WHAT IS BEING ASKED> Copy each of the rows below word for word, one line at a time, without changing anything.

PROVIDED DATA>
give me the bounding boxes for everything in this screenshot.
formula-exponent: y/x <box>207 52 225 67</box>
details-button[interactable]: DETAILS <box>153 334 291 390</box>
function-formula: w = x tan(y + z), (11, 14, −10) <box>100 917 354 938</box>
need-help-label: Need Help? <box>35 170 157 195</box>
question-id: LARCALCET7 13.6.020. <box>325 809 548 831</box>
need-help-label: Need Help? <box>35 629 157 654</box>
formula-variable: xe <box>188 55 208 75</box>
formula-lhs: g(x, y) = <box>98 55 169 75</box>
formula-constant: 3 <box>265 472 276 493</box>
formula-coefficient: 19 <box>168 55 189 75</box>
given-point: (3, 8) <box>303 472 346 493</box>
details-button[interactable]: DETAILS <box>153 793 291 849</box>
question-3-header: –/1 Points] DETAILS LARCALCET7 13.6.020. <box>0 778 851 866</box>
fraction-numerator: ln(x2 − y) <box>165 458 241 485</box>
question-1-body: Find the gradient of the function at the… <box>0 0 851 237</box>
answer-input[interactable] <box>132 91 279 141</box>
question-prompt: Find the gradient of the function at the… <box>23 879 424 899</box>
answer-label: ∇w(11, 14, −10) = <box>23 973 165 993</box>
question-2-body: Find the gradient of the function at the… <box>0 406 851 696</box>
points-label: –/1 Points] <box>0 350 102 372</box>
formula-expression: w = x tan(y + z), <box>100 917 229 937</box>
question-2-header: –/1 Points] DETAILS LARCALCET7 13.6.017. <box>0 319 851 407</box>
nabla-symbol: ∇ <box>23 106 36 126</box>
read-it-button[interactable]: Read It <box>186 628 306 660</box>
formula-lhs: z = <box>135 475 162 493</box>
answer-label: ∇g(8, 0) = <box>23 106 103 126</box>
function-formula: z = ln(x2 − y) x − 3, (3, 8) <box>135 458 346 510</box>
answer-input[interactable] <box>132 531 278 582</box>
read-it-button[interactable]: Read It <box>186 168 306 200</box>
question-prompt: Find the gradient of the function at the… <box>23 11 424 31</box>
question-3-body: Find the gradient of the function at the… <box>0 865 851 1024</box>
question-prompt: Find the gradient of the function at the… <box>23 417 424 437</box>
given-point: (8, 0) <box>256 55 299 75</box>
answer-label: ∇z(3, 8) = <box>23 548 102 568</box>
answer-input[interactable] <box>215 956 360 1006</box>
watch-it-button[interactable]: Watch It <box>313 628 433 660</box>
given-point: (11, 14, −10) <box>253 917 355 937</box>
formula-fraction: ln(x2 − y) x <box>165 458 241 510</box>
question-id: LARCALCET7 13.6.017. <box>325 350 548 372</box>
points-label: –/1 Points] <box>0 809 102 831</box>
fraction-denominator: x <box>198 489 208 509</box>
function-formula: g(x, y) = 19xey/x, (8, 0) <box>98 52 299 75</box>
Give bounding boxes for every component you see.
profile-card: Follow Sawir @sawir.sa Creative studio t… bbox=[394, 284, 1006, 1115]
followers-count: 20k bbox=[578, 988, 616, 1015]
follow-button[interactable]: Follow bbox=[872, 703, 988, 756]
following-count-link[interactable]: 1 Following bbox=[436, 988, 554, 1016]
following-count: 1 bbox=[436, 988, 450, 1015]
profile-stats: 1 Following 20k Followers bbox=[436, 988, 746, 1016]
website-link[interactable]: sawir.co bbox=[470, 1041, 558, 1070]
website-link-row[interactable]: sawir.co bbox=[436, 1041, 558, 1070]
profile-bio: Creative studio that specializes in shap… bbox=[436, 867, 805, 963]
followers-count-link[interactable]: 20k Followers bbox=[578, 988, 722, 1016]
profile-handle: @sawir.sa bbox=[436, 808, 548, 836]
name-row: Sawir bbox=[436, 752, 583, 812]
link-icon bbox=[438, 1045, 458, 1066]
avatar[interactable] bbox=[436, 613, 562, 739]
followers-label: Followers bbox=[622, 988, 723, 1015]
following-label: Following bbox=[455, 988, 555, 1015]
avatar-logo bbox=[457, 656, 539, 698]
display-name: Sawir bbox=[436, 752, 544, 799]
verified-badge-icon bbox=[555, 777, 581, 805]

EXERCISE OUTPUT>
give me the bounding boxes for everything in this screenshot.
formula-exponent: y/x <box>207 52 225 67</box>
details-button[interactable]: DETAILS <box>153 334 291 390</box>
function-formula: w = x tan(y + z), (11, 14, −10) <box>100 917 354 938</box>
need-help-label: Need Help? <box>35 170 157 195</box>
question-id: LARCALCET7 13.6.020. <box>325 809 548 831</box>
need-help-label: Need Help? <box>35 629 157 654</box>
formula-variable: xe <box>188 55 208 75</box>
formula-lhs: g(x, y) = <box>98 55 169 75</box>
formula-constant: 3 <box>265 472 276 493</box>
formula-coefficient: 19 <box>168 55 189 75</box>
given-point: (3, 8) <box>303 472 346 493</box>
details-button[interactable]: DETAILS <box>153 793 291 849</box>
question-3-header: –/1 Points] DETAILS LARCALCET7 13.6.020. <box>0 778 851 866</box>
fraction-numerator: ln(x2 − y) <box>165 458 241 485</box>
question-1-body: Find the gradient of the function at the… <box>0 0 851 237</box>
answer-input[interactable] <box>132 91 279 141</box>
question-prompt: Find the gradient of the function at the… <box>23 879 424 899</box>
answer-label: ∇w(11, 14, −10) = <box>23 973 165 993</box>
question-2-body: Find the gradient of the function at the… <box>0 406 851 696</box>
points-label: –/1 Points] <box>0 350 102 372</box>
formula-expression: w = x tan(y + z), <box>100 917 229 937</box>
question-2-header: –/1 Points] DETAILS LARCALCET7 13.6.017. <box>0 319 851 407</box>
nabla-symbol: ∇ <box>23 106 36 126</box>
read-it-button[interactable]: Read It <box>186 628 306 660</box>
formula-lhs: z = <box>135 475 162 493</box>
answer-label: ∇g(8, 0) = <box>23 106 103 126</box>
function-formula: z = ln(x2 − y) x − 3, (3, 8) <box>135 458 346 510</box>
answer-input[interactable] <box>132 531 278 582</box>
read-it-button[interactable]: Read It <box>186 168 306 200</box>
question-prompt: Find the gradient of the function at the… <box>23 11 424 31</box>
question-3-body: Find the gradient of the function at the… <box>0 865 851 1024</box>
question-prompt: Find the gradient of the function at the… <box>23 417 424 437</box>
given-point: (8, 0) <box>256 55 299 75</box>
answer-label: ∇z(3, 8) = <box>23 548 102 568</box>
answer-input[interactable] <box>215 956 360 1006</box>
watch-it-button[interactable]: Watch It <box>313 628 433 660</box>
given-point: (11, 14, −10) <box>253 917 355 937</box>
formula-fraction: ln(x2 − y) x <box>165 458 241 510</box>
question-id: LARCALCET7 13.6.017. <box>325 350 548 372</box>
points-label: –/1 Points] <box>0 809 102 831</box>
fraction-denominator: x <box>198 489 208 509</box>
function-formula: g(x, y) = 19xey/x, (8, 0) <box>98 52 299 75</box>
Give bounding boxes for every component you see.
profile-card: Follow Sawir @sawir.sa Creative studio t… bbox=[394, 284, 1006, 1115]
followers-count: 20k bbox=[578, 988, 616, 1015]
follow-button[interactable]: Follow bbox=[872, 703, 988, 756]
following-count-link[interactable]: 1 Following bbox=[436, 988, 554, 1016]
following-count: 1 bbox=[436, 988, 450, 1015]
profile-stats: 1 Following 20k Followers bbox=[436, 988, 746, 1016]
website-link[interactable]: sawir.co bbox=[470, 1041, 558, 1070]
website-link-row[interactable]: sawir.co bbox=[436, 1041, 558, 1070]
profile-bio: Creative studio that specializes in shap… bbox=[436, 867, 805, 963]
followers-count-link[interactable]: 20k Followers bbox=[578, 988, 722, 1016]
profile-handle: @sawir.sa bbox=[436, 808, 548, 836]
name-row: Sawir bbox=[436, 752, 583, 812]
link-icon bbox=[438, 1045, 458, 1066]
avatar[interactable] bbox=[436, 613, 562, 739]
followers-label: Followers bbox=[622, 988, 723, 1015]
following-label: Following bbox=[455, 988, 555, 1015]
avatar-logo bbox=[457, 656, 539, 698]
display-name: Sawir bbox=[436, 752, 544, 799]
verified-badge-icon bbox=[555, 777, 581, 805]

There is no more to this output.